* [Records supplied]:
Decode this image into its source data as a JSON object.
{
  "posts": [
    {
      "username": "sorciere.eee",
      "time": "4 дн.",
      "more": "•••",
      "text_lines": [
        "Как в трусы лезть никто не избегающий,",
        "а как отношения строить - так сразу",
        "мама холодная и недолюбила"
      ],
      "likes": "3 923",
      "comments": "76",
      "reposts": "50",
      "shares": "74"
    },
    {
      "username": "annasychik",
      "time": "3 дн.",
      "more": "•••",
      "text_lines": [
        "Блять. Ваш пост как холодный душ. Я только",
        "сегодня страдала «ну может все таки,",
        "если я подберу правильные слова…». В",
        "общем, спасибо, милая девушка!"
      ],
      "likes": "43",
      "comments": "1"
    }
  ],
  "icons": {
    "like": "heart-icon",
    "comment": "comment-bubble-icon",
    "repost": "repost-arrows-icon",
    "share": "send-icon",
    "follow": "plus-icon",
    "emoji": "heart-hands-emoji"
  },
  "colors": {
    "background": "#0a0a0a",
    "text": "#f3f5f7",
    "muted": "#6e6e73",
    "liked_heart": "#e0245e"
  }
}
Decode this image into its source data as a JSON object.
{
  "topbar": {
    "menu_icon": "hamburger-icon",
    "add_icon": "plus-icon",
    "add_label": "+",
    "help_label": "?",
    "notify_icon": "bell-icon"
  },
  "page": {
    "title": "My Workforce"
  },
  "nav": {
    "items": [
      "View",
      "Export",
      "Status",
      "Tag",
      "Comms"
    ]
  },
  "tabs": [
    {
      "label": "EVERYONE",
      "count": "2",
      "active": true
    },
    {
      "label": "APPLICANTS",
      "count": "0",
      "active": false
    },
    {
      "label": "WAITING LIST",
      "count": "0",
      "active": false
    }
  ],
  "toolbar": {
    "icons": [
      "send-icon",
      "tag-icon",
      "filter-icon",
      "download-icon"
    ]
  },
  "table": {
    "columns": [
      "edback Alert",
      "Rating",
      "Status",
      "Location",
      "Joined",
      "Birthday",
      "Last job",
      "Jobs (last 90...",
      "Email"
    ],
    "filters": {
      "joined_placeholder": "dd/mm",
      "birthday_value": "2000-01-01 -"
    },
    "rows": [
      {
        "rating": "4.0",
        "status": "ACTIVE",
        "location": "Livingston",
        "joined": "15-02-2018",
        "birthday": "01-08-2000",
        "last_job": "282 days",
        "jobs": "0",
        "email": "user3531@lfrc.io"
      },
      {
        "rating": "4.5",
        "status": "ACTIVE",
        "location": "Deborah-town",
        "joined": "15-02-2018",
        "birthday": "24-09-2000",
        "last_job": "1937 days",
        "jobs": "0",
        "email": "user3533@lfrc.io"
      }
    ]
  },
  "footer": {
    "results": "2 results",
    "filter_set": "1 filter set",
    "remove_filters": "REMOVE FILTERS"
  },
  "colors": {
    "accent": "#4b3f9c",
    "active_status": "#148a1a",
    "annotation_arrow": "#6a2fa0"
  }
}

* [Task objective]: Write every record out again, unaltered.

* [Answer to this exercise]:
Decode this image into its source data as a JSON object.
{
  "posts": [
    {
      "username": "sorciere.eee",
      "time": "4 дн.",
      "more": "•••",
      "text_lines": [
        "Как в трусы лезть никто не избегающий,",
        "а как отношения строить - так сразу",
        "мама холодная и недолюбила"
      ],
      "likes": "3 923",
      "comments": "76",
      "reposts": "50",
      "shares": "74"
    },
    {
      "username": "annasychik",
      "time": "3 дн.",
      "more": "•••",
      "text_lines": [
        "Блять. Ваш пост как холодный душ. Я только",
        "сегодня страдала «ну может все таки,",
        "если я подберу правильные слова…». В",
        "общем, спасибо, милая девушка!"
      ],
      "likes": "43",
      "comments": "1"
    }
  ],
  "icons": {
    "like": "heart-icon",
    "comment": "comment-bubble-icon",
    "repost": "repost-arrows-icon",
    "share": "send-icon",
    "follow": "plus-icon",
    "emoji": "heart-hands-emoji"
  },
  "colors": {
    "background": "#0a0a0a",
    "text": "#f3f5f7",
    "muted": "#6e6e73",
    "liked_heart": "#e0245e"
  }
}
Decode this image into its source data as a JSON object.
{
  "topbar": {
    "menu_icon": "hamburger-icon",
    "add_icon": "plus-icon",
    "add_label": "+",
    "help_label": "?",
    "notify_icon": "bell-icon"
  },
  "page": {
    "title": "My Workforce"
  },
  "nav": {
    "items": [
      "View",
      "Export",
      "Status",
      "Tag",
      "Comms"
    ]
  },
  "tabs": [
    {
      "label": "EVERYONE",
      "count": "2",
      "active": true
    },
    {
      "label": "APPLICANTS",
      "count": "0",
      "active": false
    },
    {
      "label": "WAITING LIST",
      "count": "0",
      "active": false
    }
  ],
  "toolbar": {
    "icons": [
      "send-icon",
      "tag-icon",
      "filter-icon",
      "download-icon"
    ]
  },
  "table": {
    "columns": [
      "edback Alert",
      "Rating",
      "Status",
      "Location",
      "Joined",
      "Birthday",
      "Last job",
      "Jobs (last 90...",
      "Email"
    ],
    "filters": {
      "joined_placeholder": "dd/mm",
      "birthday_value": "2000-01-01 -"
    },
    "rows": [
      {
        "rating": "4.0",
        "status": "ACTIVE",
        "location": "Livingston",
        "joined": "15-02-2018",
        "birthday": "01-08-2000",
        "last_job": "282 days",
        "jobs": "0",
        "email": "user3531@lfrc.io"
      },
      {
        "rating": "4.5",
        "status": "ACTIVE",
        "location": "Deborah-town",
        "joined": "15-02-2018",
        "birthday": "24-09-2000",
        "last_job": "1937 days",
        "jobs": "0",
        "email": "user3533@lfrc.io"
      }
    ]
  },
  "footer": {
    "results": "2 results",
    "filter_set": "1 filter set",
    "remove_filters": "REMOVE FILTERS"
  },
  "colors": {
    "accent": "#4b3f9c",
    "active_status": "#148a1a",
    "annotation_arrow": "#6a2fa0"
  }
}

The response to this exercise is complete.